((

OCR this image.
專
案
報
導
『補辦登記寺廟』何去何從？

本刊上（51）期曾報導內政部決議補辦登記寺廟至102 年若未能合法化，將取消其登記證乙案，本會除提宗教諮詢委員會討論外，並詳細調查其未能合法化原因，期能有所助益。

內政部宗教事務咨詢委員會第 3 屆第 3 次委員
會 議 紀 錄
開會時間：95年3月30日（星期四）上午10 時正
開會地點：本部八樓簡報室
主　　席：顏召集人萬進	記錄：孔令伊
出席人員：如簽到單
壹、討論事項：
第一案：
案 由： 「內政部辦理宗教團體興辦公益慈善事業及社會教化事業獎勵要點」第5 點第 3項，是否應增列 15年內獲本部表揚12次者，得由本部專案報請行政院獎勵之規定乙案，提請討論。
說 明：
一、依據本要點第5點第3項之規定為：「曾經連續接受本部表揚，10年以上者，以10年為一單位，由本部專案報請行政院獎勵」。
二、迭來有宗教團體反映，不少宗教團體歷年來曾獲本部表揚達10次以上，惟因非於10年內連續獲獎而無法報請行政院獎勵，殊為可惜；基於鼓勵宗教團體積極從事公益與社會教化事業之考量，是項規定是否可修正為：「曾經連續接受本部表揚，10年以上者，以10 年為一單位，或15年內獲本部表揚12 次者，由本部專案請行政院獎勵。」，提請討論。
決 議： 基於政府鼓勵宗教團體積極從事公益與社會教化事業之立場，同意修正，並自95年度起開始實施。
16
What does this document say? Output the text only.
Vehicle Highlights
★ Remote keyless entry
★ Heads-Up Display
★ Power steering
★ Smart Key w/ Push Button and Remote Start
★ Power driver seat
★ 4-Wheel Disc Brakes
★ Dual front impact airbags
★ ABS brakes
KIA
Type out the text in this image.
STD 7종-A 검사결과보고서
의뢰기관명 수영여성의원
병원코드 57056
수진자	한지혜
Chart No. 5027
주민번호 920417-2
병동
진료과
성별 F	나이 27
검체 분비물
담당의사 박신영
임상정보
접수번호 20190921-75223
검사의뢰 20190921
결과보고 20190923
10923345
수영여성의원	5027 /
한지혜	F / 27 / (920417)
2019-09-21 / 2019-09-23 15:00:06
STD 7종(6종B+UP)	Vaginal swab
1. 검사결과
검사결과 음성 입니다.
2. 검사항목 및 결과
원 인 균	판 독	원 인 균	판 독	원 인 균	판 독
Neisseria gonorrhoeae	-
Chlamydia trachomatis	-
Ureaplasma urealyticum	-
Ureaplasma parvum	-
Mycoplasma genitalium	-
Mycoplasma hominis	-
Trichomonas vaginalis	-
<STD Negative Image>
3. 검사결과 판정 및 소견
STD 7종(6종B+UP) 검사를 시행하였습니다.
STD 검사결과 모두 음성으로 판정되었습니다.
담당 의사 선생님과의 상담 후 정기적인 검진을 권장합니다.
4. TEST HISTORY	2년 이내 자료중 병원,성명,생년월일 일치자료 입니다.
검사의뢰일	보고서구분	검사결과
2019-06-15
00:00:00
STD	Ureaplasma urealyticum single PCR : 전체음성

))

Retype the whole listing above exactly.

OCR this image.
專
案
報
導
『補辦登記寺廟』何去何從？

本刊上（51）期曾報導內政部決議補辦登記寺廟至102 年若未能合法化，將取消其登記證乙案，本會除提宗教諮詢委員會討論外，並詳細調查其未能合法化原因，期能有所助益。

內政部宗教事務咨詢委員會第 3 屆第 3 次委員
會 議 紀 錄
開會時間：95年3月30日（星期四）上午10 時正
開會地點：本部八樓簡報室
主　　席：顏召集人萬進	記錄：孔令伊
出席人員：如簽到單
壹、討論事項：
第一案：
案 由： 「內政部辦理宗教團體興辦公益慈善事業及社會教化事業獎勵要點」第5 點第 3項，是否應增列 15年內獲本部表揚12次者，得由本部專案報請行政院獎勵之規定乙案，提請討論。
說 明：
一、依據本要點第5點第3項之規定為：「曾經連續接受本部表揚，10年以上者，以10年為一單位，由本部專案報請行政院獎勵」。
二、迭來有宗教團體反映，不少宗教團體歷年來曾獲本部表揚達10次以上，惟因非於10年內連續獲獎而無法報請行政院獎勵，殊為可惜；基於鼓勵宗教團體積極從事公益與社會教化事業之考量，是項規定是否可修正為：「曾經連續接受本部表揚，10年以上者，以10 年為一單位，或15年內獲本部表揚12 次者，由本部專案請行政院獎勵。」，提請討論。
決 議： 基於政府鼓勵宗教團體積極從事公益與社會教化事業之立場，同意修正，並自95年度起開始實施。
16
What does this document say? Output the text only.
Vehicle Highlights
★ Remote keyless entry
★ Heads-Up Display
★ Power steering
★ Smart Key w/ Push Button and Remote Start
★ Power driver seat
★ 4-Wheel Disc Brakes
★ Dual front impact airbags
★ ABS brakes
KIA
Type out the text in this image.
STD 7종-A 검사결과보고서
의뢰기관명 수영여성의원
병원코드 57056
수진자	한지혜
Chart No. 5027
주민번호 920417-2
병동
진료과
성별 F	나이 27
검체 분비물
담당의사 박신영
임상정보
접수번호 20190921-75223
검사의뢰 20190921
결과보고 20190923
10923345
수영여성의원	5027 /
한지혜	F / 27 / (920417)
2019-09-21 / 2019-09-23 15:00:06
STD 7종(6종B+UP)	Vaginal swab
1. 검사결과
검사결과 음성 입니다.
2. 검사항목 및 결과
원 인 균	판 독	원 인 균	판 독	원 인 균	판 독
Neisseria gonorrhoeae	-
Chlamydia trachomatis	-
Ureaplasma urealyticum	-
Ureaplasma parvum	-
Mycoplasma genitalium	-
Mycoplasma hominis	-
Trichomonas vaginalis	-
<STD Negative Image>
3. 검사결과 판정 및 소견
STD 7종(6종B+UP) 검사를 시행하였습니다.
STD 검사결과 모두 음성으로 판정되었습니다.
담당 의사 선생님과의 상담 후 정기적인 검진을 권장합니다.
4. TEST HISTORY	2년 이내 자료중 병원,성명,생년월일 일치자료 입니다.
검사의뢰일	보고서구분	검사결과
2019-06-15
00:00:00
STD	Ureaplasma urealyticum single PCR : 전체음성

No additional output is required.